EXTRAIT
- - - -
Un coût supporté majoritairement par les agences d’intérim

Actuellement, en cas d’accident du travail, c’est sur l’employeur, à savoir l’agence d’intérim, que pèse la charge financière. En cas d’accident grave (taux d’invalidité supérieur à 10%), le partage se fait à 75% pour l’agence d’intérim et 25% pour l’entreprise utilisatrice. Une répartition que Prism’emploi, l’organisation professionnelle des agences de recrutement et d’intérim, souhaite plus équitable à 50/50.

« C’est un système inique et totalement déresponsabilisant pour les entreprises utilisatrices », commente François Roux, son délégué général. Il mise beaucoup sur la prochaine réunion du Conseil d’orientation des conditions de travail (COCT), prévue en septembre, où la question a été mise à l’ordre du jour. « Pour nous, il s’agit d’un des sujets les plus urgents pour avancer sur la sécurisation des travailleurs intérimaires. »

La CGT Randstat va plus loin dans ses revendications puisqu’elle exige une prise en charge financière en cas d’accident à 100% par l’employeur et à 100% pour la société utilisatrice. « Il est normal que les entreprises payent deux fois plus puisque les intérimaires sont deux fois plus touchés par les accidents du travail et les décès », commente Jean-Paul Bussi.

Manque de compétences

Mais pour les entreprises utilisatrices, ce n’est pas forcément la priorité. Philippe Villain, directeur Prévention santé-sécurité chez Bouygues construction, estime ainsi que « le sujet n’est pas d’actualité » pour le groupe, car « les accidents d’intérimaires graves (entraînant une incapacité permanente supérieure à 10%) restent très rares ». Le constructeur français, qui emploie 10 à 20% d’intérimaires sur ses chantiers, préfère miser sur « l’anticipation, la prévention et la formation ».
- - - -
(Données de compréhension de documents)

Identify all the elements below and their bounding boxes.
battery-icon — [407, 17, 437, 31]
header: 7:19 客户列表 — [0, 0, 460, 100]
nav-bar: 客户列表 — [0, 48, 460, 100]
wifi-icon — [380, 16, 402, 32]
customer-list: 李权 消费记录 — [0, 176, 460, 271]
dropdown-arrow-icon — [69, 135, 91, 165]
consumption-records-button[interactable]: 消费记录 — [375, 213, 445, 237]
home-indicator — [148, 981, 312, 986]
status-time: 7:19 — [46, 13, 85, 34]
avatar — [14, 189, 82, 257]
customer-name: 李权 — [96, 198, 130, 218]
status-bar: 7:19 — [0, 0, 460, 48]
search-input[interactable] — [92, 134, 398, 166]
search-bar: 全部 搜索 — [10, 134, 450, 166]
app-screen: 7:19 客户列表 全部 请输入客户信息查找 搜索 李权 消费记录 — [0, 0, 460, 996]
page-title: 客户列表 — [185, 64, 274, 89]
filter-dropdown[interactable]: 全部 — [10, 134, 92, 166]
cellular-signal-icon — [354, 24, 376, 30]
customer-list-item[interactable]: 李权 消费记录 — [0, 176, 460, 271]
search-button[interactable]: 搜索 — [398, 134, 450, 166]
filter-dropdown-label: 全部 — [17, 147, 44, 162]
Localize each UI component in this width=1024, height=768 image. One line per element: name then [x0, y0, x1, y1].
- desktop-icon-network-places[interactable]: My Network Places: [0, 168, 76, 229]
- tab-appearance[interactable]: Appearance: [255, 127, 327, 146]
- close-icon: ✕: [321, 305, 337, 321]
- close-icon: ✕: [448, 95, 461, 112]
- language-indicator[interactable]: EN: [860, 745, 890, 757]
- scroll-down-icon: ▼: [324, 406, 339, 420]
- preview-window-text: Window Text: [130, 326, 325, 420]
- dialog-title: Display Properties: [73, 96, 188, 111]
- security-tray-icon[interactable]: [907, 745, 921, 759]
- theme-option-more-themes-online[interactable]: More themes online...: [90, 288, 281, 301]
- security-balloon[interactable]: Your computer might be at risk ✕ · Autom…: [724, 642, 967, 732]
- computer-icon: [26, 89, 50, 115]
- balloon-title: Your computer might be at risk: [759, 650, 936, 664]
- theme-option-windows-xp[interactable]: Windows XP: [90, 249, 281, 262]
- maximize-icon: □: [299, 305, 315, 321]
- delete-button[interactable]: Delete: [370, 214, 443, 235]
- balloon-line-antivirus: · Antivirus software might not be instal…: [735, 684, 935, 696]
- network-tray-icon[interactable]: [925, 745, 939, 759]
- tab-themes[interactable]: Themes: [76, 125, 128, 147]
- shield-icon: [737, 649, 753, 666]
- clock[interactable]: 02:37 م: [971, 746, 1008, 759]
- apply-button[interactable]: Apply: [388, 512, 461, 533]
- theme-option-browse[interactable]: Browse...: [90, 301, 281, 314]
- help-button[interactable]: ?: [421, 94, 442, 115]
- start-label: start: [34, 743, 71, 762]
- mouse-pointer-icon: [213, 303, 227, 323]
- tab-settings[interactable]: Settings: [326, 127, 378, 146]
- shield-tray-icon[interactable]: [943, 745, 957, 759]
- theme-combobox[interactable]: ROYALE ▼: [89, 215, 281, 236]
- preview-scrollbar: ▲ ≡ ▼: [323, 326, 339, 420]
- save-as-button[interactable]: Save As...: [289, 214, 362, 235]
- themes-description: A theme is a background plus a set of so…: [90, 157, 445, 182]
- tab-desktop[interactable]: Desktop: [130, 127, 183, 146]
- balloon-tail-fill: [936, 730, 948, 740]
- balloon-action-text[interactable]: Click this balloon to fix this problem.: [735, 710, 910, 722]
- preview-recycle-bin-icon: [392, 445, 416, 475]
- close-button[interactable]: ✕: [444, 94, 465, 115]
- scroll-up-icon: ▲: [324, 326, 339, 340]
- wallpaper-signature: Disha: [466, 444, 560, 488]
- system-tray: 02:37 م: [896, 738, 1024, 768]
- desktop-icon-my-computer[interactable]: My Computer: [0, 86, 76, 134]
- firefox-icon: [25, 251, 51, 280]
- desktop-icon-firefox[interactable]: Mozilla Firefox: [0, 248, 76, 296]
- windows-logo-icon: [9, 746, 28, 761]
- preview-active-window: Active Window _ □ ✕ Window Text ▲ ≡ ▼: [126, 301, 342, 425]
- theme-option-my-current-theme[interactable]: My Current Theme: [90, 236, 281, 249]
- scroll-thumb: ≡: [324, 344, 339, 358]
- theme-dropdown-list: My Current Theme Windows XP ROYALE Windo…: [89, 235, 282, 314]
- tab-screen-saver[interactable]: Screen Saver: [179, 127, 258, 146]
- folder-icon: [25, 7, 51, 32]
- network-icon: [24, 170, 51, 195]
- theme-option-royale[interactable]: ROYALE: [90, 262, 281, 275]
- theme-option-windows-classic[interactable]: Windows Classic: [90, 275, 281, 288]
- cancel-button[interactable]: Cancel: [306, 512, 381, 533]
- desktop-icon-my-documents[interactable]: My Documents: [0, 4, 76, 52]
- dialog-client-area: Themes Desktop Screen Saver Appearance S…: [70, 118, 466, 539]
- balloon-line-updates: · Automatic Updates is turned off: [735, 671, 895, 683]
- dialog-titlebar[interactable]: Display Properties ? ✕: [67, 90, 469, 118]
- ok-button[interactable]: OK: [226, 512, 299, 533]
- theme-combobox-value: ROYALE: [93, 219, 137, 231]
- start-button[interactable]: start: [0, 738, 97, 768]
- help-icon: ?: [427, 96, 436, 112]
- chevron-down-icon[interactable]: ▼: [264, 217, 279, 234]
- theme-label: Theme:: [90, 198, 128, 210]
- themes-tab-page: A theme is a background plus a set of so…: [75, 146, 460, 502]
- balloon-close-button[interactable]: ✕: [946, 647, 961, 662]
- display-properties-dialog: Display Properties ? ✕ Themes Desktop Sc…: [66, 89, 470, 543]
- - - -
PROBLÈMES À RÉSOUDRE
[a] Modifiez le passage de l'extrait qui commence par « La CGT Randstat » et se termine par « commente Jean-Paul Bussi. » en y remplaçant « revendications » par « exigences ».
[b] D'après l'extrait, quand la prochaine réunion du Conseil d'orientation des conditions de travail est-elle prévue ?

CORRIGÉ DES EXERCICES
[a]
La CGT Randstat va plus loin dans ses exigences puisqu’elle exige une prise en charge financière en cas d’accident à 100% par l’employeur et à 100% pour la société utilisatrice. « Il est normal que les entreprises payent deux fois plus puisque les intérimaires sont deux fois plus touchés par les accidents du travail et les décès », commente Jean-Paul Bussi.

[b] Elle est prévue en septembre.